## [Record extracts]
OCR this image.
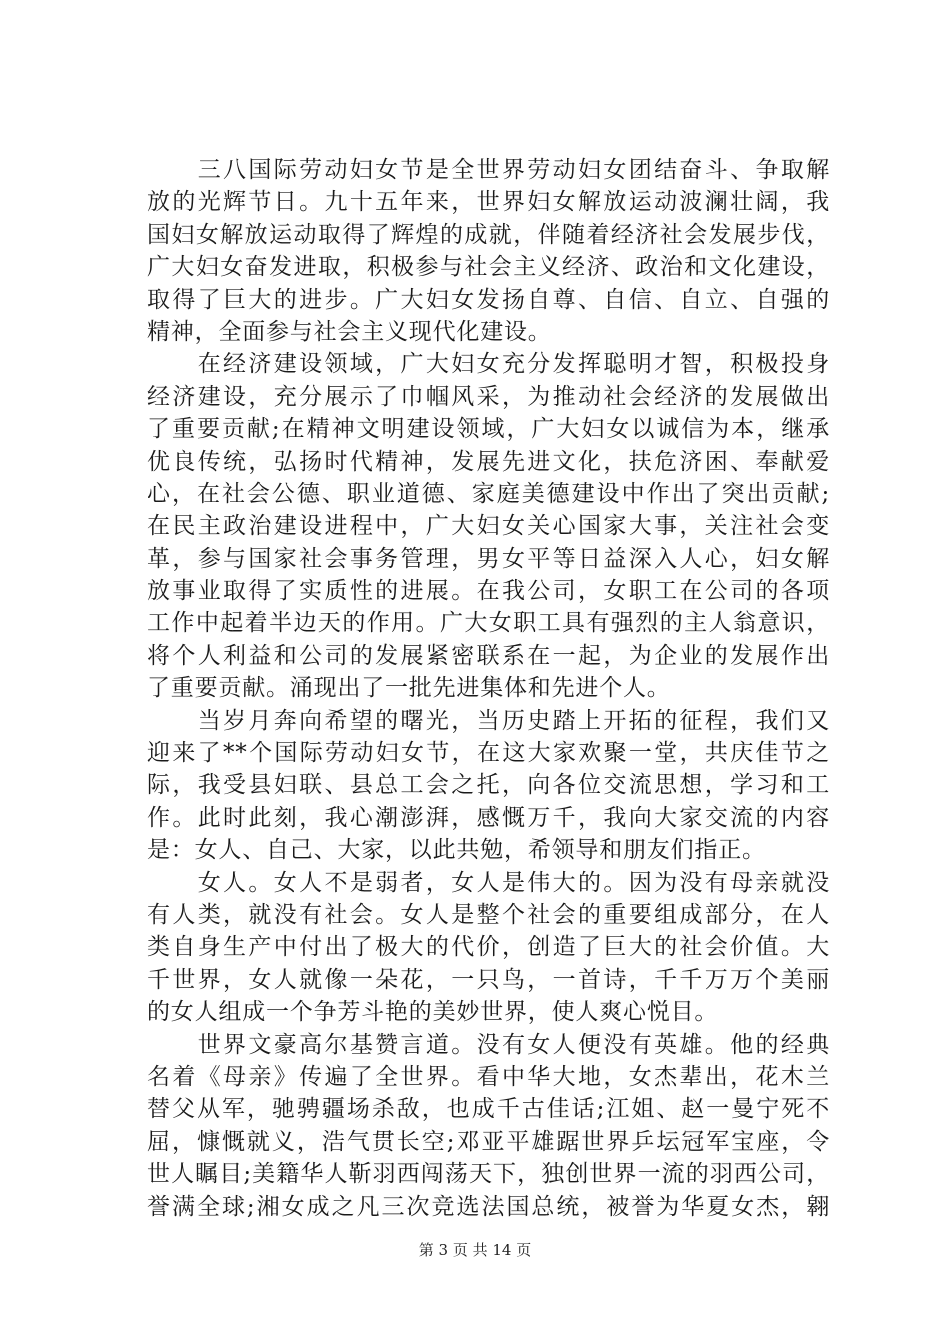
　　三八国际劳动妇女节是全世界劳动妇女团结奋斗、争取解
放的光辉节日。九十五年来，世界妇女解放运动波澜壮阔，我
国妇女解放运动取得了辉煌的成就，伴随着经济社会发展步伐，
广大妇女奋发进取，积极参与社会主义经济、政治和文化建设，
取得了巨大的进步。广大妇女发扬自尊、自信、自立、自强的
精神，全面参与社会主义现代化建设。
　　在经济建设领域，广大妇女充分发挥聪明才智，积极投身
经济建设，充分展示了巾帼风采，为推动社会经济的发展做出
了重要贡献;在精神文明建设领域，广大妇女以诚信为本，继承
优良传统，弘扬时代精神，发展先进文化，扶危济困、奉献爱
心，在社会公德、职业道德、家庭美德建设中作出了突出贡献;
在民主政治建设进程中，广大妇女关心国家大事，关注社会变
革，参与国家社会事务管理，男女平等日益深入人心，妇女解
放事业取得了实质性的进展。在我公司，女职工在公司的各项
工作中起着半边天的作用。广大女职工具有强烈的主人翁意识，
将个人利益和公司的发展紧密联系在一起，为企业的发展作出
了重要贡献。涌现出了一批先进集体和先进个人。
　　当岁月奔向希望的曙光，当历史踏上开拓的征程，我们又
迎来了**个国际劳动妇女节，在这大家欢聚一堂，共庆佳节之
际，我受县妇联、县总工会之托，向各位交流思想，学习和工
作。此时此刻，我心潮澎湃，感慨万千，我向大家交流的内容
是：女人、自己、大家，以此共勉，希领导和朋友们指正。
　　女人。女人不是弱者，女人是伟大的。因为没有母亲就没
有人类，就没有社会。女人是整个社会的重要组成部分，在人
类自身生产中付出了极大的代价，创造了巨大的社会价值。大
千世界，女人就像一朵花，一只鸟，一首诗，千千万万个美丽
的女人组成一个争芳斗艳的美妙世界，使人爽心悦目。
　　世界文豪高尔基赞言道。没有女人便没有英雄。他的经典
名着《母亲》传遍了全世界。看中华大地，女杰辈出，花木兰
替父从军，驰骋疆场杀敌，也成千古佳话;江姐、赵一曼宁死不
屈，慷慨就义，浩气贯长空;邓亚平雄踞世界乒坛冠军宝座，令
世人瞩目;美籍华人靳羽西闯荡天下，独创世界一流的羽西公司，
誉满全球;湘女成之凡三次竞选法国总统，被誉为华夏女杰，翱
第 3 页 共 14 页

## [What is asked]
Output an exact copy of the material, with the pictures removed.

## [Exercise result]
OCR this image.
　　三八国际劳动妇女节是全世界劳动妇女团结奋斗、争取解
放的光辉节日。九十五年来，世界妇女解放运动波澜壮阔，我
国妇女解放运动取得了辉煌的成就，伴随着经济社会发展步伐，
广大妇女奋发进取，积极参与社会主义经济、政治和文化建设，
取得了巨大的进步。广大妇女发扬自尊、自信、自立、自强的
精神，全面参与社会主义现代化建设。
　　在经济建设领域，广大妇女充分发挥聪明才智，积极投身
经济建设，充分展示了巾帼风采，为推动社会经济的发展做出
了重要贡献;在精神文明建设领域，广大妇女以诚信为本，继承
优良传统，弘扬时代精神，发展先进文化，扶危济困、奉献爱
心，在社会公德、职业道德、家庭美德建设中作出了突出贡献;
在民主政治建设进程中，广大妇女关心国家大事，关注社会变
革，参与国家社会事务管理，男女平等日益深入人心，妇女解
放事业取得了实质性的进展。在我公司，女职工在公司的各项
工作中起着半边天的作用。广大女职工具有强烈的主人翁意识，
将个人利益和公司的发展紧密联系在一起，为企业的发展作出
了重要贡献。涌现出了一批先进集体和先进个人。
　　当岁月奔向希望的曙光，当历史踏上开拓的征程，我们又
迎来了**个国际劳动妇女节，在这大家欢聚一堂，共庆佳节之
际，我受县妇联、县总工会之托，向各位交流思想，学习和工
作。此时此刻，我心潮澎湃，感慨万千，我向大家交流的内容
是：女人、自己、大家，以此共勉，希领导和朋友们指正。
　　女人。女人不是弱者，女人是伟大的。因为没有母亲就没
有人类，就没有社会。女人是整个社会的重要组成部分，在人
类自身生产中付出了极大的代价，创造了巨大的社会价值。大
千世界，女人就像一朵花，一只鸟，一首诗，千千万万个美丽
的女人组成一个争芳斗艳的美妙世界，使人爽心悦目。
　　世界文豪高尔基赞言道。没有女人便没有英雄。他的经典
名着《母亲》传遍了全世界。看中华大地，女杰辈出，花木兰
替父从军，驰骋疆场杀敌，也成千古佳话;江姐、赵一曼宁死不
屈，慷慨就义，浩气贯长空;邓亚平雄踞世界乒坛冠军宝座，令
世人瞩目;美籍华人靳羽西闯荡天下，独创世界一流的羽西公司，
誉满全球;湘女成之凡三次竞选法国总统，被誉为华夏女杰，翱
第 3 页 共 14 页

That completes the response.